[Part of a data file]
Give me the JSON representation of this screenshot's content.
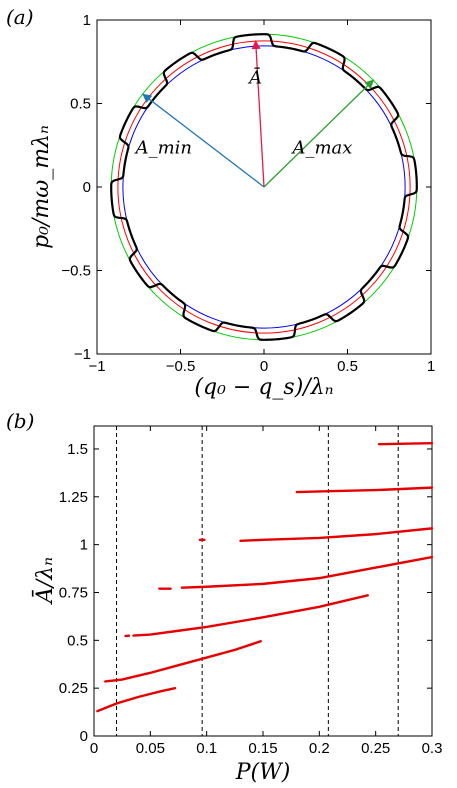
{
  "chart_data": [
    {
      "panel": "(a)",
      "type": "line",
      "xlabel": "(q₀ − q_s)/λₙ",
      "ylabel": "p₀/mω_mλₙ",
      "xlim": [
        -1,
        1
      ],
      "ylim": [
        -1,
        1
      ],
      "xticks": [
        "−1",
        "−0.5",
        "0",
        "0.5",
        "1"
      ],
      "yticks": [
        "−1",
        "−0.5",
        "0",
        "0.5",
        "1"
      ],
      "grid": false,
      "circles": [
        {
          "color": "#00cc00",
          "radius": 0.915
        },
        {
          "color": "#ff0000",
          "radius": 0.875
        },
        {
          "color": "#0000ff",
          "radius": 0.845
        }
      ],
      "orbit": {
        "color": "#000000",
        "r_min": 0.845,
        "r_max": 0.915,
        "steps": 12
      },
      "arrows": [
        {
          "label": "A_min",
          "color": "#1f77b4",
          "to": [
            -0.725,
            0.555
          ]
        },
        {
          "label": "Ā",
          "color": "#e6194b",
          "to": [
            -0.05,
            0.875
          ]
        },
        {
          "label": "A_max",
          "color": "#2ca02c",
          "to": [
            0.655,
            0.64
          ]
        }
      ],
      "annotations": [
        {
          "text": "Ā",
          "at": [
            -0.05,
            0.62
          ]
        },
        {
          "text": "A_max",
          "at": [
            0.35,
            0.2
          ]
        },
        {
          "text": "A_min",
          "at": [
            -0.6,
            0.2
          ]
        }
      ]
    },
    {
      "panel": "(b)",
      "type": "line",
      "xlabel": "P(W)",
      "ylabel": "Ā/λₙ",
      "xlim": [
        0,
        0.3
      ],
      "ylim": [
        0,
        1.62
      ],
      "xticks": [
        "0",
        "0.05",
        "0.1",
        "0.15",
        "0.2",
        "0.25",
        "0.3"
      ],
      "yticks": [
        "0",
        "0.25",
        "0.5",
        "0.75",
        "1",
        "1.25",
        "1.5"
      ],
      "grid": false,
      "vlines": [
        0.02,
        0.096,
        0.208,
        0.27
      ],
      "series_color": "#e60000",
      "series": [
        {
          "x": [
            0.003,
            0.02,
            0.04,
            0.06,
            0.072
          ],
          "y": [
            0.13,
            0.17,
            0.205,
            0.235,
            0.25
          ]
        },
        {
          "x": [
            0.01,
            0.025,
            0.05,
            0.075,
            0.1,
            0.125,
            0.148
          ],
          "y": [
            0.285,
            0.295,
            0.33,
            0.37,
            0.41,
            0.45,
            0.495
          ]
        },
        {
          "x": [
            0.028,
            0.031
          ],
          "y": [
            0.523,
            0.524
          ]
        },
        {
          "x": [
            0.035,
            0.05,
            0.075,
            0.1,
            0.15,
            0.2,
            0.243
          ],
          "y": [
            0.525,
            0.53,
            0.55,
            0.57,
            0.62,
            0.675,
            0.735
          ]
        },
        {
          "x": [
            0.058,
            0.068
          ],
          "y": [
            0.77,
            0.77
          ]
        },
        {
          "x": [
            0.078,
            0.1,
            0.15,
            0.2,
            0.25,
            0.3
          ],
          "y": [
            0.775,
            0.78,
            0.795,
            0.825,
            0.88,
            0.935
          ]
        },
        {
          "x": [
            0.094,
            0.098
          ],
          "y": [
            1.025,
            1.025
          ]
        },
        {
          "x": [
            0.13,
            0.15,
            0.2,
            0.25,
            0.3
          ],
          "y": [
            1.02,
            1.025,
            1.035,
            1.055,
            1.085
          ]
        },
        {
          "x": [
            0.18,
            0.2,
            0.25,
            0.3
          ],
          "y": [
            1.275,
            1.278,
            1.285,
            1.298
          ]
        },
        {
          "x": [
            0.253,
            0.27,
            0.3
          ],
          "y": [
            1.525,
            1.527,
            1.53
          ]
        }
      ]
    }
  ]
}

- [EXERCISE BRIEF]:
Output the data exactly. Pictures don't belong in the result.

- [EXERCISE ANSWER]:
Give me the JSON representation of this screenshot's content.
{
  "chart_data": [
    {
      "panel": "(a)",
      "type": "line",
      "xlabel": "(q₀ − q_s)/λₙ",
      "ylabel": "p₀/mω_mλₙ",
      "xlim": [
        -1,
        1
      ],
      "ylim": [
        -1,
        1
      ],
      "xticks": [
        "−1",
        "−0.5",
        "0",
        "0.5",
        "1"
      ],
      "yticks": [
        "−1",
        "−0.5",
        "0",
        "0.5",
        "1"
      ],
      "grid": false,
      "circles": [
        {
          "color": "#00cc00",
          "radius": 0.915
        },
        {
          "color": "#ff0000",
          "radius": 0.875
        },
        {
          "color": "#0000ff",
          "radius": 0.845
        }
      ],
      "orbit": {
        "color": "#000000",
        "r_min": 0.845,
        "r_max": 0.915,
        "steps": 12
      },
      "arrows": [
        {
          "label": "A_min",
          "color": "#1f77b4",
          "to": [
            -0.725,
            0.555
          ]
        },
        {
          "label": "Ā",
          "color": "#e6194b",
          "to": [
            -0.05,
            0.875
          ]
        },
        {
          "label": "A_max",
          "color": "#2ca02c",
          "to": [
            0.655,
            0.64
          ]
        }
      ],
      "annotations": [
        {
          "text": "Ā",
          "at": [
            -0.05,
            0.62
          ]
        },
        {
          "text": "A_max",
          "at": [
            0.35,
            0.2
          ]
        },
        {
          "text": "A_min",
          "at": [
            -0.6,
            0.2
          ]
        }
      ]
    },
    {
      "panel": "(b)",
      "type": "line",
      "xlabel": "P(W)",
      "ylabel": "Ā/λₙ",
      "xlim": [
        0,
        0.3
      ],
      "ylim": [
        0,
        1.62
      ],
      "xticks": [
        "0",
        "0.05",
        "0.1",
        "0.15",
        "0.2",
        "0.25",
        "0.3"
      ],
      "yticks": [
        "0",
        "0.25",
        "0.5",
        "0.75",
        "1",
        "1.25",
        "1.5"
      ],
      "grid": false,
      "vlines": [
        0.02,
        0.096,
        0.208,
        0.27
      ],
      "series_color": "#e60000",
      "series": [
        {
          "x": [
            0.003,
            0.02,
            0.04,
            0.06,
            0.072
          ],
          "y": [
            0.13,
            0.17,
            0.205,
            0.235,
            0.25
          ]
        },
        {
          "x": [
            0.01,
            0.025,
            0.05,
            0.075,
            0.1,
            0.125,
            0.148
          ],
          "y": [
            0.285,
            0.295,
            0.33,
            0.37,
            0.41,
            0.45,
            0.495
          ]
        },
        {
          "x": [
            0.028,
            0.031
          ],
          "y": [
            0.523,
            0.524
          ]
        },
        {
          "x": [
            0.035,
            0.05,
            0.075,
            0.1,
            0.15,
            0.2,
            0.243
          ],
          "y": [
            0.525,
            0.53,
            0.55,
            0.57,
            0.62,
            0.675,
            0.735
          ]
        },
        {
          "x": [
            0.058,
            0.068
          ],
          "y": [
            0.77,
            0.77
          ]
        },
        {
          "x": [
            0.078,
            0.1,
            0.15,
            0.2,
            0.25,
            0.3
          ],
          "y": [
            0.775,
            0.78,
            0.795,
            0.825,
            0.88,
            0.935
          ]
        },
        {
          "x": [
            0.094,
            0.098
          ],
          "y": [
            1.025,
            1.025
          ]
        },
        {
          "x": [
            0.13,
            0.15,
            0.2,
            0.25,
            0.3
          ],
          "y": [
            1.02,
            1.025,
            1.035,
            1.055,
            1.085
          ]
        },
        {
          "x": [
            0.18,
            0.2,
            0.25,
            0.3
          ],
          "y": [
            1.275,
            1.278,
            1.285,
            1.298
          ]
        },
        {
          "x": [
            0.253,
            0.27,
            0.3
          ],
          "y": [
            1.525,
            1.527,
            1.53
          ]
        }
      ]
    }
  ]
}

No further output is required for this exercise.